_SET TASK_: Your task is to locate every line holding the string "title" and to copy each of them.

[Data excerpts]

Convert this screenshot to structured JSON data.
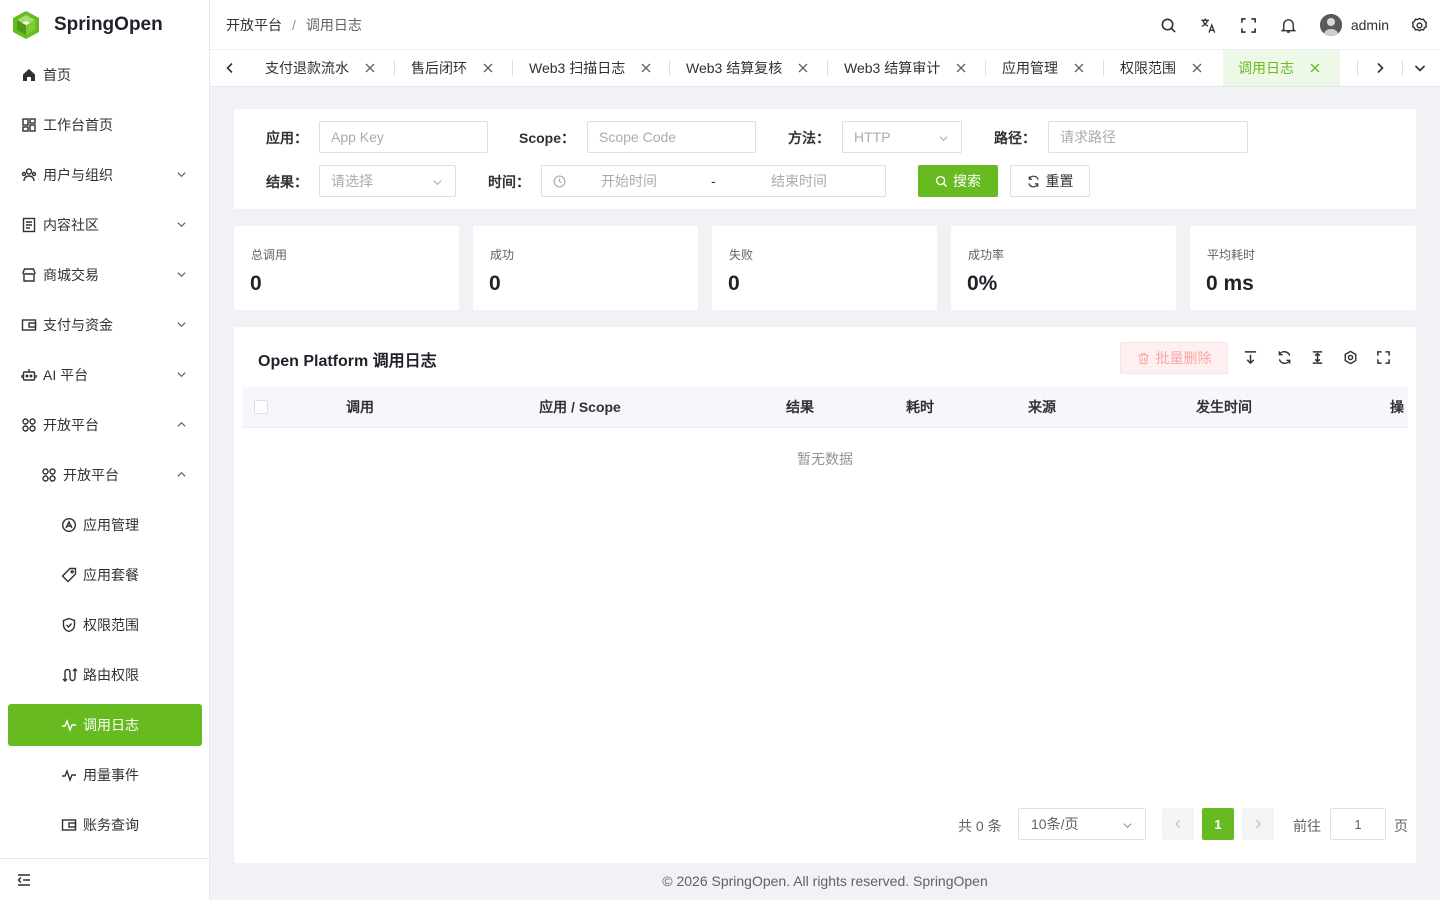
{
  "brand": {
    "name": "SpringOpen",
    "color": "#67ba1f"
  },
  "sidebar": {
    "items": [
      {
        "label": "首页",
        "icon": "home-icon"
      },
      {
        "label": "工作台首页",
        "icon": "dashboard-icon"
      },
      {
        "label": "用户与组织",
        "icon": "users-icon",
        "expanded": false
      },
      {
        "label": "内容社区",
        "icon": "document-icon",
        "expanded": false
      },
      {
        "label": "商城交易",
        "icon": "shop-icon",
        "expanded": false
      },
      {
        "label": "支付与资金",
        "icon": "wallet-icon",
        "expanded": false
      },
      {
        "label": "AI 平台",
        "icon": "robot-icon",
        "expanded": false
      },
      {
        "label": "开放平台",
        "icon": "grid-icon",
        "expanded": true
      }
    ],
    "sub_group": {
      "label": "开放平台",
      "icon": "grid-icon",
      "expanded": true
    },
    "sub_items": [
      {
        "label": "应用管理",
        "icon": "app-icon"
      },
      {
        "label": "应用套餐",
        "icon": "tag-icon"
      },
      {
        "label": "权限范围",
        "icon": "shield-icon"
      },
      {
        "label": "路由权限",
        "icon": "route-icon"
      },
      {
        "label": "调用日志",
        "icon": "activity-icon",
        "active": true
      },
      {
        "label": "用量事件",
        "icon": "activity-icon"
      },
      {
        "label": "账务查询",
        "icon": "wallet-icon"
      }
    ]
  },
  "header": {
    "breadcrumb": [
      "开放平台",
      "调用日志"
    ],
    "breadcrumb_separator": "/",
    "username": "admin"
  },
  "tabs": [
    {
      "label": "支付退款流水"
    },
    {
      "label": "售后闭环"
    },
    {
      "label": "Web3 扫描日志"
    },
    {
      "label": "Web3 结算复核"
    },
    {
      "label": "Web3 结算审计"
    },
    {
      "label": "应用管理"
    },
    {
      "label": "权限范围"
    },
    {
      "label": "调用日志",
      "active": true
    }
  ],
  "filters": {
    "app_label": "应用：",
    "app_placeholder": "App Key",
    "scope_label": "Scope：",
    "scope_placeholder": "Scope Code",
    "method_label": "方法：",
    "method_value": "HTTP",
    "path_label": "路径：",
    "path_placeholder": "请求路径",
    "result_label": "结果：",
    "result_placeholder": "请选择",
    "time_label": "时间：",
    "time_start_placeholder": "开始时间",
    "time_separator": "-",
    "time_end_placeholder": "结束时间",
    "search_label": "搜索",
    "reset_label": "重置"
  },
  "stats": [
    {
      "label": "总调用",
      "value": "0"
    },
    {
      "label": "成功",
      "value": "0"
    },
    {
      "label": "失败",
      "value": "0"
    },
    {
      "label": "成功率",
      "value": "0%"
    },
    {
      "label": "平均耗时",
      "value": "0 ms"
    }
  ],
  "table": {
    "title": "Open Platform 调用日志",
    "batch_delete_label": "批量删除",
    "columns": [
      "调用",
      "应用 / Scope",
      "结果",
      "耗时",
      "来源",
      "发生时间",
      "操"
    ],
    "empty_text": "暂无数据"
  },
  "pagination": {
    "total_text": "共 0 条",
    "page_size": "10条/页",
    "current_page": "1",
    "goto_label": "前往",
    "goto_value": "1",
    "page_suffix": "页"
  },
  "footer": {
    "text": "© 2026 SpringOpen. All rights reserved. SpringOpen"
  }
}
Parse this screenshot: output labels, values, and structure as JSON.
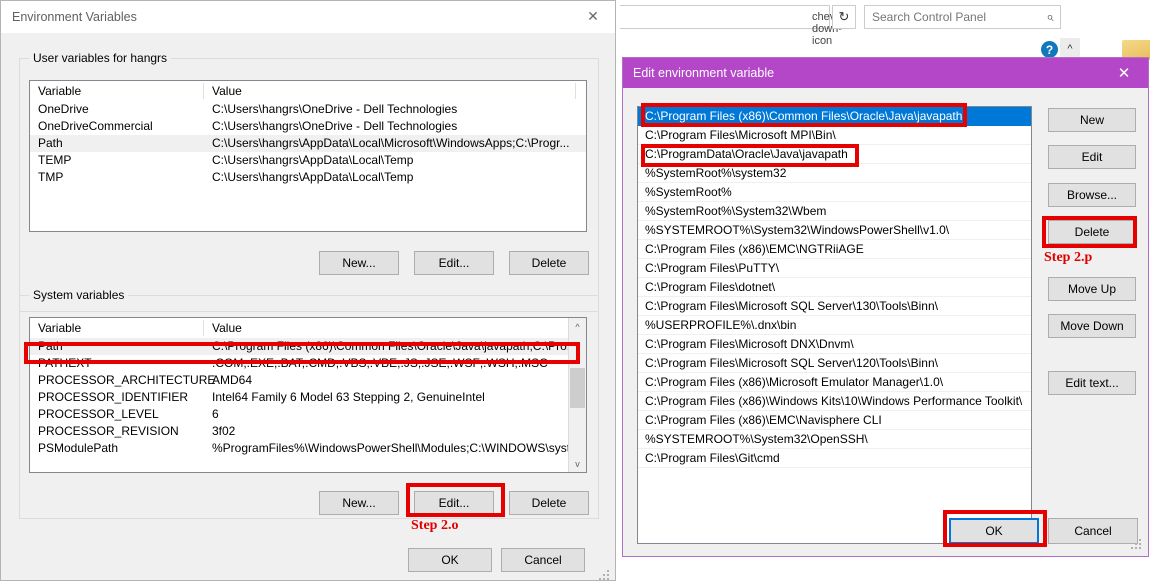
{
  "control_panel": {
    "address_chevron_icon": "chevron-down-icon",
    "refresh_icon": "↻",
    "search_placeholder": "Search Control Panel",
    "search_icon": "⌕",
    "help_icon": "?",
    "expander_icon": "^"
  },
  "env_window": {
    "title": "Environment Variables",
    "close_icon": "✕",
    "user_section": {
      "legend": "User variables for hangrs",
      "columns": [
        "Variable",
        "Value"
      ],
      "rows": [
        {
          "variable": "OneDrive",
          "value": "C:\\Users\\hangrs\\OneDrive - Dell Technologies",
          "selected": false
        },
        {
          "variable": "OneDriveCommercial",
          "value": "C:\\Users\\hangrs\\OneDrive - Dell Technologies",
          "selected": false
        },
        {
          "variable": "Path",
          "value": "C:\\Users\\hangrs\\AppData\\Local\\Microsoft\\WindowsApps;C:\\Progr...",
          "selected": true
        },
        {
          "variable": "TEMP",
          "value": "C:\\Users\\hangrs\\AppData\\Local\\Temp",
          "selected": false
        },
        {
          "variable": "TMP",
          "value": "C:\\Users\\hangrs\\AppData\\Local\\Temp",
          "selected": false
        }
      ],
      "buttons": {
        "new": "New...",
        "edit": "Edit...",
        "delete": "Delete"
      }
    },
    "system_section": {
      "legend": "System variables",
      "columns": [
        "Variable",
        "Value"
      ],
      "rows": [
        {
          "variable": "Path",
          "value": "C:\\Program Files (x86)\\Common Files\\Oracle\\Java\\javapath;C:\\Pro...",
          "selected": true
        },
        {
          "variable": "PATHEXT",
          "value": ".COM;.EXE;.BAT;.CMD;.VBS;.VBE;.JS;.JSE;.WSF;.WSH;.MSC",
          "selected": false
        },
        {
          "variable": "PROCESSOR_ARCHITECTURE",
          "value": "AMD64",
          "selected": false
        },
        {
          "variable": "PROCESSOR_IDENTIFIER",
          "value": "Intel64 Family 6 Model 63 Stepping 2, GenuineIntel",
          "selected": false
        },
        {
          "variable": "PROCESSOR_LEVEL",
          "value": "6",
          "selected": false
        },
        {
          "variable": "PROCESSOR_REVISION",
          "value": "3f02",
          "selected": false
        },
        {
          "variable": "PSModulePath",
          "value": "%ProgramFiles%\\WindowsPowerShell\\Modules;C:\\WINDOWS\\syst...",
          "selected": false
        }
      ],
      "buttons": {
        "new": "New...",
        "edit": "Edit...",
        "delete": "Delete"
      },
      "scroll_up_icon": "^",
      "scroll_down_icon": "v"
    },
    "footer": {
      "ok": "OK",
      "cancel": "Cancel"
    }
  },
  "edit_window": {
    "title": "Edit environment variable",
    "close_icon": "✕",
    "path_entries": [
      {
        "text": "C:\\Program Files (x86)\\Common Files\\Oracle\\Java\\javapath",
        "selected": true
      },
      {
        "text": "C:\\Program Files\\Microsoft MPI\\Bin\\",
        "selected": false
      },
      {
        "text": "C:\\ProgramData\\Oracle\\Java\\javapath",
        "selected": false
      },
      {
        "text": "%SystemRoot%\\system32",
        "selected": false
      },
      {
        "text": "%SystemRoot%",
        "selected": false
      },
      {
        "text": "%SystemRoot%\\System32\\Wbem",
        "selected": false
      },
      {
        "text": "%SYSTEMROOT%\\System32\\WindowsPowerShell\\v1.0\\",
        "selected": false
      },
      {
        "text": "C:\\Program Files (x86)\\EMC\\NGTRiiAGE",
        "selected": false
      },
      {
        "text": "C:\\Program Files\\PuTTY\\",
        "selected": false
      },
      {
        "text": "C:\\Program Files\\dotnet\\",
        "selected": false
      },
      {
        "text": "C:\\Program Files\\Microsoft SQL Server\\130\\Tools\\Binn\\",
        "selected": false
      },
      {
        "text": "%USERPROFILE%\\.dnx\\bin",
        "selected": false
      },
      {
        "text": "C:\\Program Files\\Microsoft DNX\\Dnvm\\",
        "selected": false
      },
      {
        "text": "C:\\Program Files\\Microsoft SQL Server\\120\\Tools\\Binn\\",
        "selected": false
      },
      {
        "text": "C:\\Program Files (x86)\\Microsoft Emulator Manager\\1.0\\",
        "selected": false
      },
      {
        "text": "C:\\Program Files (x86)\\Windows Kits\\10\\Windows Performance Toolkit\\",
        "selected": false
      },
      {
        "text": "C:\\Program Files (x86)\\EMC\\Navisphere CLI",
        "selected": false
      },
      {
        "text": "%SYSTEMROOT%\\System32\\OpenSSH\\",
        "selected": false
      },
      {
        "text": "C:\\Program Files\\Git\\cmd",
        "selected": false
      }
    ],
    "side_buttons": {
      "new": "New",
      "edit": "Edit",
      "browse": "Browse...",
      "delete": "Delete",
      "move_up": "Move Up",
      "move_down": "Move Down",
      "edit_text": "Edit text..."
    },
    "footer": {
      "ok": "OK",
      "cancel": "Cancel"
    }
  },
  "annotations": {
    "step_2o": "Step 2.o",
    "step_2p": "Step 2.p",
    "highlight_color": "#e60000"
  }
}
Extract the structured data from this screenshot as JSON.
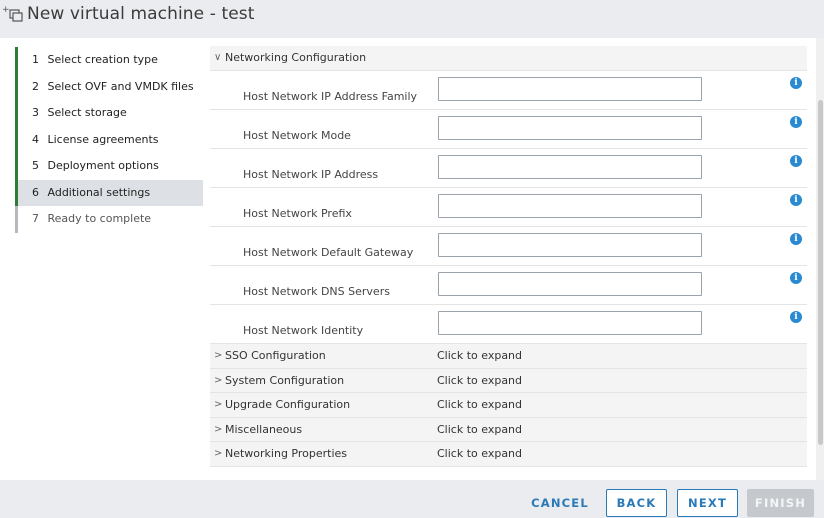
{
  "window": {
    "title": "New virtual machine - test",
    "icon": "new-vm-icon"
  },
  "steps": [
    {
      "num": "1",
      "label": "Select creation type",
      "state": "done"
    },
    {
      "num": "2",
      "label": "Select OVF and VMDK files",
      "state": "done"
    },
    {
      "num": "3",
      "label": "Select storage",
      "state": "done"
    },
    {
      "num": "4",
      "label": "License agreements",
      "state": "done"
    },
    {
      "num": "5",
      "label": "Deployment options",
      "state": "done"
    },
    {
      "num": "6",
      "label": "Additional settings",
      "state": "active"
    },
    {
      "num": "7",
      "label": "Ready to complete",
      "state": "upcoming"
    }
  ],
  "networking": {
    "section_label": "Networking Configuration",
    "expanded": true,
    "fields": [
      {
        "label": "Host Network IP Address Family",
        "value": "",
        "info_icon": "info-icon"
      },
      {
        "label": "Host Network Mode",
        "value": "",
        "info_icon": "info-icon"
      },
      {
        "label": "Host Network IP Address",
        "value": "",
        "info_icon": "info-icon"
      },
      {
        "label": "Host Network Prefix",
        "value": "",
        "info_icon": "info-icon"
      },
      {
        "label": "Host Network Default Gateway",
        "value": "",
        "info_icon": "info-icon"
      },
      {
        "label": "Host Network DNS Servers",
        "value": "",
        "info_icon": "info-icon"
      },
      {
        "label": "Host Network Identity",
        "value": "",
        "info_icon": "info-icon"
      }
    ]
  },
  "collapsed_sections": [
    {
      "label": "SSO Configuration",
      "hint": "Click to expand"
    },
    {
      "label": "System Configuration",
      "hint": "Click to expand"
    },
    {
      "label": "Upgrade Configuration",
      "hint": "Click to expand"
    },
    {
      "label": "Miscellaneous",
      "hint": "Click to expand"
    },
    {
      "label": "Networking Properties",
      "hint": "Click to expand"
    }
  ],
  "footer": {
    "cancel": "CANCEL",
    "back": "BACK",
    "next": "NEXT",
    "finish": "FINISH"
  },
  "colors": {
    "accent": "#2a7ab8",
    "step_done": "#2f7d32",
    "info": "#2a8ad1",
    "finish_disabled": "#c5c9cd"
  }
}
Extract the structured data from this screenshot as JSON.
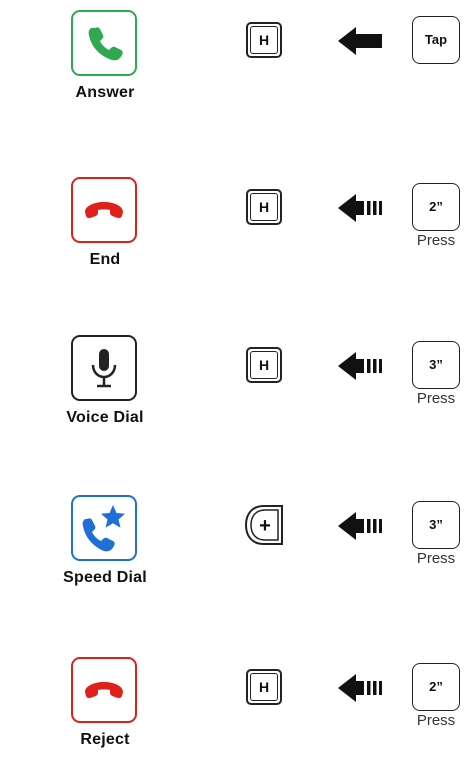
{
  "rows": [
    {
      "function": "Answer",
      "icon": "phone-icon",
      "icon_color": "#2fa84f",
      "button": "H",
      "arrow": "solid-arrow-left-icon",
      "action": "Tap",
      "duration_label": ""
    },
    {
      "function": "End",
      "icon": "hang-up-icon",
      "icon_color": "#e0201b",
      "button": "H",
      "arrow": "hold-arrow-left-icon",
      "action": "2”",
      "duration_label": "Press"
    },
    {
      "function": "Voice Dial",
      "icon": "microphone-icon",
      "icon_color": "#222222",
      "button": "H",
      "arrow": "hold-arrow-left-icon",
      "action": "3”",
      "duration_label": "Press"
    },
    {
      "function": "Speed Dial",
      "icon": "speed-dial-icon",
      "icon_color": "#1f6fd6",
      "button": "+",
      "arrow": "hold-arrow-left-icon",
      "action": "3”",
      "duration_label": "Press"
    },
    {
      "function": "Reject",
      "icon": "hang-up-icon",
      "icon_color": "#e0201b",
      "button": "H",
      "arrow": "hold-arrow-left-icon",
      "action": "2”",
      "duration_label": "Press"
    }
  ]
}
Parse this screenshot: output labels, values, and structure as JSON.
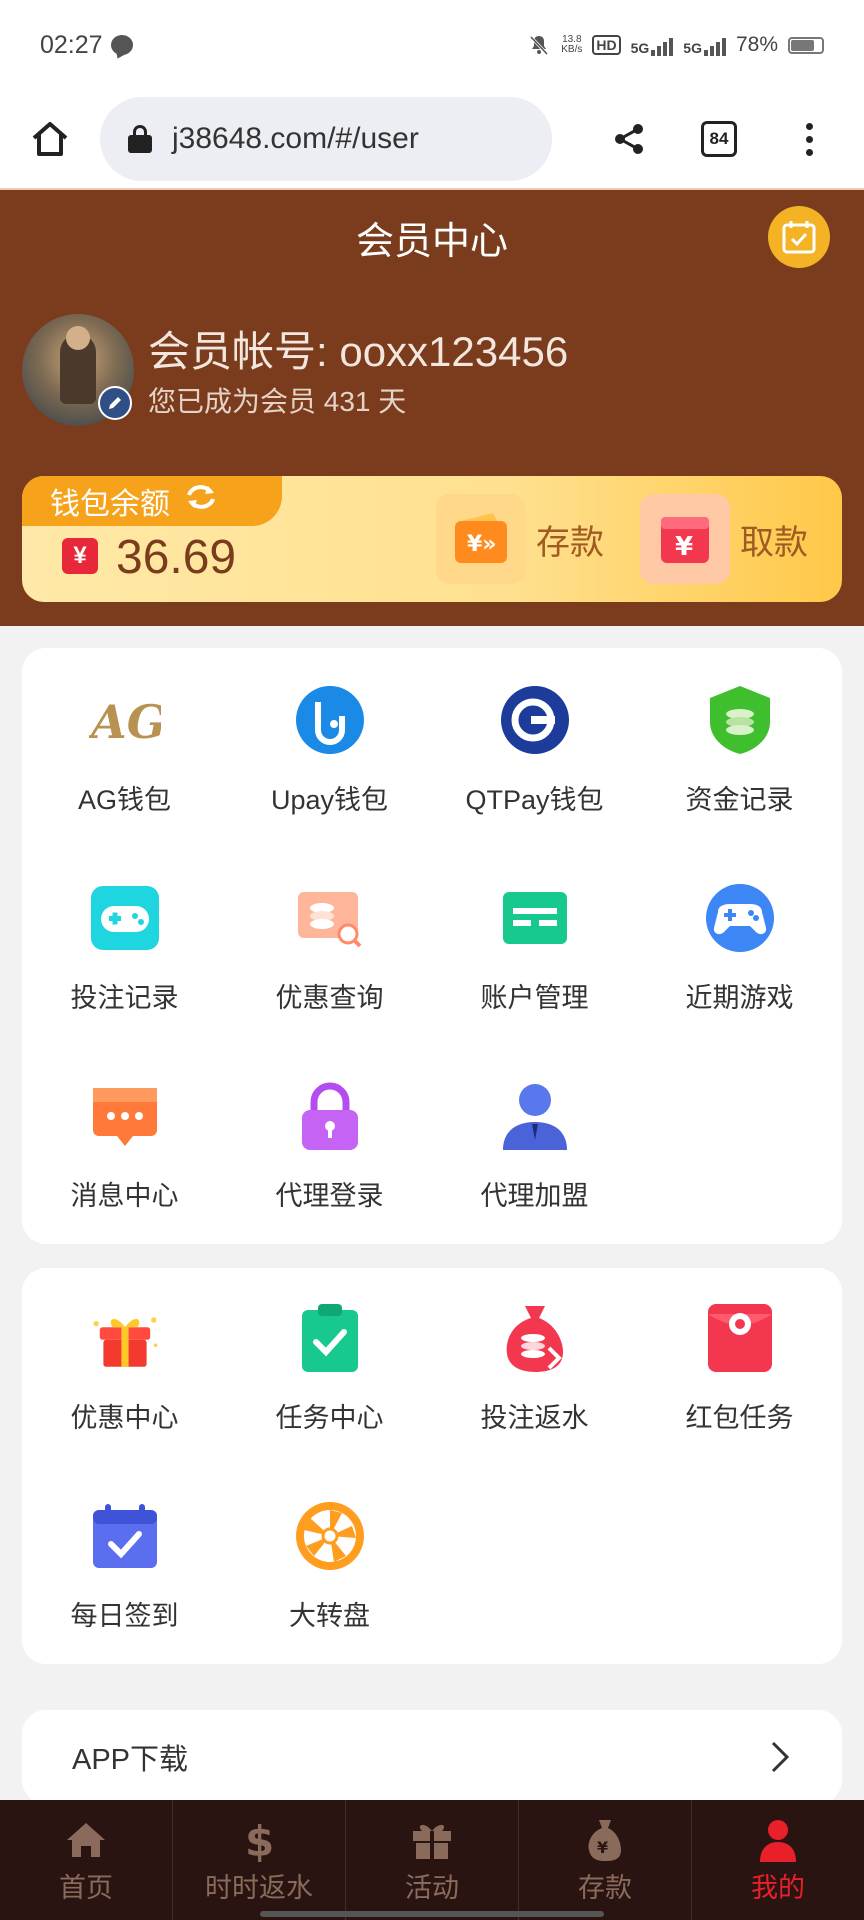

_TASK OUTPUT_:
    "title": "Open Platform 调用日志",
    "title": "Environment Variables",
    "title": "Edit environment variable",
    "title": "New virtual machine - test",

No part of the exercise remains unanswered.